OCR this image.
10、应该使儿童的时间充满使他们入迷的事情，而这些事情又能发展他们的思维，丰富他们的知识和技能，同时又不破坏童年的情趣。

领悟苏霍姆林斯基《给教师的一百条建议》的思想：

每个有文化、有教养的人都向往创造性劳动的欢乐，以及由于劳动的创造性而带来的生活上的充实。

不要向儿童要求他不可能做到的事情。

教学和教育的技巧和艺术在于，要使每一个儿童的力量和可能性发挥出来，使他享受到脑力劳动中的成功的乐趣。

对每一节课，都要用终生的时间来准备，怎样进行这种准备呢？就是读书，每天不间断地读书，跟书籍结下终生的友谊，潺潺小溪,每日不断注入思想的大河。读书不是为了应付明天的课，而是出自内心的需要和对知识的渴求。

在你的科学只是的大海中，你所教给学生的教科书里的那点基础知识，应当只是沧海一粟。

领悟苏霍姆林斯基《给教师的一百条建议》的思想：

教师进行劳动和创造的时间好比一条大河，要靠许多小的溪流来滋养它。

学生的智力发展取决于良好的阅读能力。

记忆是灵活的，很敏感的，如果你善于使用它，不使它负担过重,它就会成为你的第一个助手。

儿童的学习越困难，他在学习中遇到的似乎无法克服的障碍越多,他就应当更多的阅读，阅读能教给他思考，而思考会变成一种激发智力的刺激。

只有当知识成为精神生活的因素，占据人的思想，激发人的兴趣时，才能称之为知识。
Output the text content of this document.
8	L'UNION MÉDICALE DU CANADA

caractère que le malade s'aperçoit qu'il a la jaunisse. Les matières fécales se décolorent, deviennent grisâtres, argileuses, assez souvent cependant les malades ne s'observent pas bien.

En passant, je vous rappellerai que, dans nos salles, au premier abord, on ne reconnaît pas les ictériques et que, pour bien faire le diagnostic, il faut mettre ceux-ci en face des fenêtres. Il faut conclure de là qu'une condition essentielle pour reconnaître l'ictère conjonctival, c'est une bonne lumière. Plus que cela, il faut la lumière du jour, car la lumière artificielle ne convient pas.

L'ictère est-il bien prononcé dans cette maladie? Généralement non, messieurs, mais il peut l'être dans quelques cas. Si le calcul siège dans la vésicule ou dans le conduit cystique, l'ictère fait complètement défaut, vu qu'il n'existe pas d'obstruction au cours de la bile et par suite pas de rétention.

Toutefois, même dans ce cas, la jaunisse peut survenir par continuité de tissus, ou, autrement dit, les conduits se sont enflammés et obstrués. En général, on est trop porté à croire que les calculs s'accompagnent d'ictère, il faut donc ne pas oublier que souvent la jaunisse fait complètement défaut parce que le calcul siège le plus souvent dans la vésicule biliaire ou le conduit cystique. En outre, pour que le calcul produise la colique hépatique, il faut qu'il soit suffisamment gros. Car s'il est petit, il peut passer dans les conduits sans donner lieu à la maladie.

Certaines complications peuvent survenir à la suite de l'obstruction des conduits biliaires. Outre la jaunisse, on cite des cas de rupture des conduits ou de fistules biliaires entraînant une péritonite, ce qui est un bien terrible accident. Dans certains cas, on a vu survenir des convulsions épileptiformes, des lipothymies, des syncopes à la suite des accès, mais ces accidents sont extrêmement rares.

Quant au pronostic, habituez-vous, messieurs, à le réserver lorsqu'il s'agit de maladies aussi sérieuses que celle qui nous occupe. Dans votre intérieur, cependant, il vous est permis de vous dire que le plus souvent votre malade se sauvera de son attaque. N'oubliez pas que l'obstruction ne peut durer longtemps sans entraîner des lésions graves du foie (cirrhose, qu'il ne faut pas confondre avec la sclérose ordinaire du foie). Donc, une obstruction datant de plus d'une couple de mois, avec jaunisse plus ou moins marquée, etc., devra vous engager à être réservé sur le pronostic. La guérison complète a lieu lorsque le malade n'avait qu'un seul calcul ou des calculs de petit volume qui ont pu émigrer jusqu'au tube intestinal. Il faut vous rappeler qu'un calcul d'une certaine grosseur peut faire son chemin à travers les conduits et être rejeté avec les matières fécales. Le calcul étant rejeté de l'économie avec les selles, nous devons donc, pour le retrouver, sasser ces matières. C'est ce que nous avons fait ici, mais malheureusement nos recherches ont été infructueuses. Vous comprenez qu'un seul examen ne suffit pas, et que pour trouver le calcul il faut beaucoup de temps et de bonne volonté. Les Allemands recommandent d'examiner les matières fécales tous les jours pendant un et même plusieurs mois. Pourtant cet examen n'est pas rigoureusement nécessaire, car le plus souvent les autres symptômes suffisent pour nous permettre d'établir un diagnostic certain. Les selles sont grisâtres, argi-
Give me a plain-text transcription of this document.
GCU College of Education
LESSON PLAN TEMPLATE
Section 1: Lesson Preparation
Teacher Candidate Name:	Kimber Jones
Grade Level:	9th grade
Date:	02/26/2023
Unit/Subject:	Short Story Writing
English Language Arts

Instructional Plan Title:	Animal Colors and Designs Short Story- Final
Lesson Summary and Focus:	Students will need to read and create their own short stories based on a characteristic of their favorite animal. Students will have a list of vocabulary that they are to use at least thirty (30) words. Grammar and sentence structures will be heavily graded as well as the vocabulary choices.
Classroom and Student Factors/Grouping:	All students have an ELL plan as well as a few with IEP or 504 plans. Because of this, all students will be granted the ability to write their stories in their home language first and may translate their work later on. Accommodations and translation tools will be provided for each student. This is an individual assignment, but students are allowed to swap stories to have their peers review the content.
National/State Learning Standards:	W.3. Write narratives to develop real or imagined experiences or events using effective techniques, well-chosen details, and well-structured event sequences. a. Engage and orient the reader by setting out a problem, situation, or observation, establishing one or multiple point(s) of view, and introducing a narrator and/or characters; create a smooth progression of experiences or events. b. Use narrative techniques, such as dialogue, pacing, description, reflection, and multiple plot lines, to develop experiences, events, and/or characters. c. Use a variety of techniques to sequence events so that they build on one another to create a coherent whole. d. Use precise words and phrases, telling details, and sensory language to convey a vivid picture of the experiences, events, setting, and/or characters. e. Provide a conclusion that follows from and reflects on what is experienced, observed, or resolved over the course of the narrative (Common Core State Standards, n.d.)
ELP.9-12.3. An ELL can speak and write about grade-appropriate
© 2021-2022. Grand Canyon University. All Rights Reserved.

__Prompt__
Write out the whole listing exactly.

__Worked answer__
OCR this image.
10、应该使儿童的时间充满使他们入迷的事情，而这些事情又能发展他们的思维，丰富他们的知识和技能，同时又不破坏童年的情趣。

领悟苏霍姆林斯基《给教师的一百条建议》的思想：

每个有文化、有教养的人都向往创造性劳动的欢乐，以及由于劳动的创造性而带来的生活上的充实。

不要向儿童要求他不可能做到的事情。

教学和教育的技巧和艺术在于，要使每一个儿童的力量和可能性发挥出来，使他享受到脑力劳动中的成功的乐趣。

对每一节课，都要用终生的时间来准备，怎样进行这种准备呢？就是读书，每天不间断地读书，跟书籍结下终生的友谊，潺潺小溪,每日不断注入思想的大河。读书不是为了应付明天的课，而是出自内心的需要和对知识的渴求。

在你的科学只是的大海中，你所教给学生的教科书里的那点基础知识，应当只是沧海一粟。

领悟苏霍姆林斯基《给教师的一百条建议》的思想：

教师进行劳动和创造的时间好比一条大河，要靠许多小的溪流来滋养它。

学生的智力发展取决于良好的阅读能力。

记忆是灵活的，很敏感的，如果你善于使用它，不使它负担过重,它就会成为你的第一个助手。

儿童的学习越困难，他在学习中遇到的似乎无法克服的障碍越多,他就应当更多的阅读，阅读能教给他思考，而思考会变成一种激发智力的刺激。

只有当知识成为精神生活的因素，占据人的思想，激发人的兴趣时，才能称之为知识。
Output the text content of this document.
8	L'UNION MÉDICALE DU CANADA

caractère que le malade s'aperçoit qu'il a la jaunisse. Les matières fécales se décolorent, deviennent grisâtres, argileuses, assez souvent cependant les malades ne s'observent pas bien.

En passant, je vous rappellerai que, dans nos salles, au premier abord, on ne reconnaît pas les ictériques et que, pour bien faire le diagnostic, il faut mettre ceux-ci en face des fenêtres. Il faut conclure de là qu'une condition essentielle pour reconnaître l'ictère conjonctival, c'est une bonne lumière. Plus que cela, il faut la lumière du jour, car la lumière artificielle ne convient pas.

L'ictère est-il bien prononcé dans cette maladie? Généralement non, messieurs, mais il peut l'être dans quelques cas. Si le calcul siège dans la vésicule ou dans le conduit cystique, l'ictère fait complètement défaut, vu qu'il n'existe pas d'obstruction au cours de la bile et par suite pas de rétention.

Toutefois, même dans ce cas, la jaunisse peut survenir par continuité de tissus, ou, autrement dit, les conduits se sont enflammés et obstrués. En général, on est trop porté à croire que les calculs s'accompagnent d'ictère, il faut donc ne pas oublier que souvent la jaunisse fait complètement défaut parce que le calcul siège le plus souvent dans la vésicule biliaire ou le conduit cystique. En outre, pour que le calcul produise la colique hépatique, il faut qu'il soit suffisamment gros. Car s'il est petit, il peut passer dans les conduits sans donner lieu à la maladie.

Certaines complications peuvent survenir à la suite de l'obstruction des conduits biliaires. Outre la jaunisse, on cite des cas de rupture des conduits ou de fistules biliaires entraînant une péritonite, ce qui est un bien terrible accident. Dans certains cas, on a vu survenir des convulsions épileptiformes, des lipothymies, des syncopes à la suite des accès, mais ces accidents sont extrêmement rares.

Quant au pronostic, habituez-vous, messieurs, à le réserver lorsqu'il s'agit de maladies aussi sérieuses que celle qui nous occupe. Dans votre intérieur, cependant, il vous est permis de vous dire que le plus souvent votre malade se sauvera de son attaque. N'oubliez pas que l'obstruction ne peut durer longtemps sans entraîner des lésions graves du foie (cirrhose, qu'il ne faut pas confondre avec la sclérose ordinaire du foie). Donc, une obstruction datant de plus d'une couple de mois, avec jaunisse plus ou moins marquée, etc., devra vous engager à être réservé sur le pronostic. La guérison complète a lieu lorsque le malade n'avait qu'un seul calcul ou des calculs de petit volume qui ont pu émigrer jusqu'au tube intestinal. Il faut vous rappeler qu'un calcul d'une certaine grosseur peut faire son chemin à travers les conduits et être rejeté avec les matières fécales. Le calcul étant rejeté de l'économie avec les selles, nous devons donc, pour le retrouver, sasser ces matières. C'est ce que nous avons fait ici, mais malheureusement nos recherches ont été infructueuses. Vous comprenez qu'un seul examen ne suffit pas, et que pour trouver le calcul il faut beaucoup de temps et de bonne volonté. Les Allemands recommandent d'examiner les matières fécales tous les jours pendant un et même plusieurs mois. Pourtant cet examen n'est pas rigoureusement nécessaire, car le plus souvent les autres symptômes suffisent pour nous permettre d'établir un diagnostic certain. Les selles sont grisâtres, argi-
Give me a plain-text transcription of this document.
GCU College of Education
LESSON PLAN TEMPLATE
Section 1: Lesson Preparation
Teacher Candidate Name:	Kimber Jones
Grade Level:	9th grade
Date:	02/26/2023
Unit/Subject:	Short Story Writing
English Language Arts

Instructional Plan Title:	Animal Colors and Designs Short Story- Final
Lesson Summary and Focus:	Students will need to read and create their own short stories based on a characteristic of their favorite animal. Students will have a list of vocabulary that they are to use at least thirty (30) words. Grammar and sentence structures will be heavily graded as well as the vocabulary choices.
Classroom and Student Factors/Grouping:	All students have an ELL plan as well as a few with IEP or 504 plans. Because of this, all students will be granted the ability to write their stories in their home language first and may translate their work later on. Accommodations and translation tools will be provided for each student. This is an individual assignment, but students are allowed to swap stories to have their peers review the content.
National/State Learning Standards:	W.3. Write narratives to develop real or imagined experiences or events using effective techniques, well-chosen details, and well-structured event sequences. a. Engage and orient the reader by setting out a problem, situation, or observation, establishing one or multiple point(s) of view, and introducing a narrator and/or characters; create a smooth progression of experiences or events. b. Use narrative techniques, such as dialogue, pacing, description, reflection, and multiple plot lines, to develop experiences, events, and/or characters. c. Use a variety of techniques to sequence events so that they build on one another to create a coherent whole. d. Use precise words and phrases, telling details, and sensory language to convey a vivid picture of the experiences, events, setting, and/or characters. e. Provide a conclusion that follows from and reflects on what is experienced, observed, or resolved over the course of the narrative (Common Core State Standards, n.d.)
ELP.9-12.3. An ELL can speak and write about grade-appropriate
© 2021-2022. Grand Canyon University. All Rights Reserved.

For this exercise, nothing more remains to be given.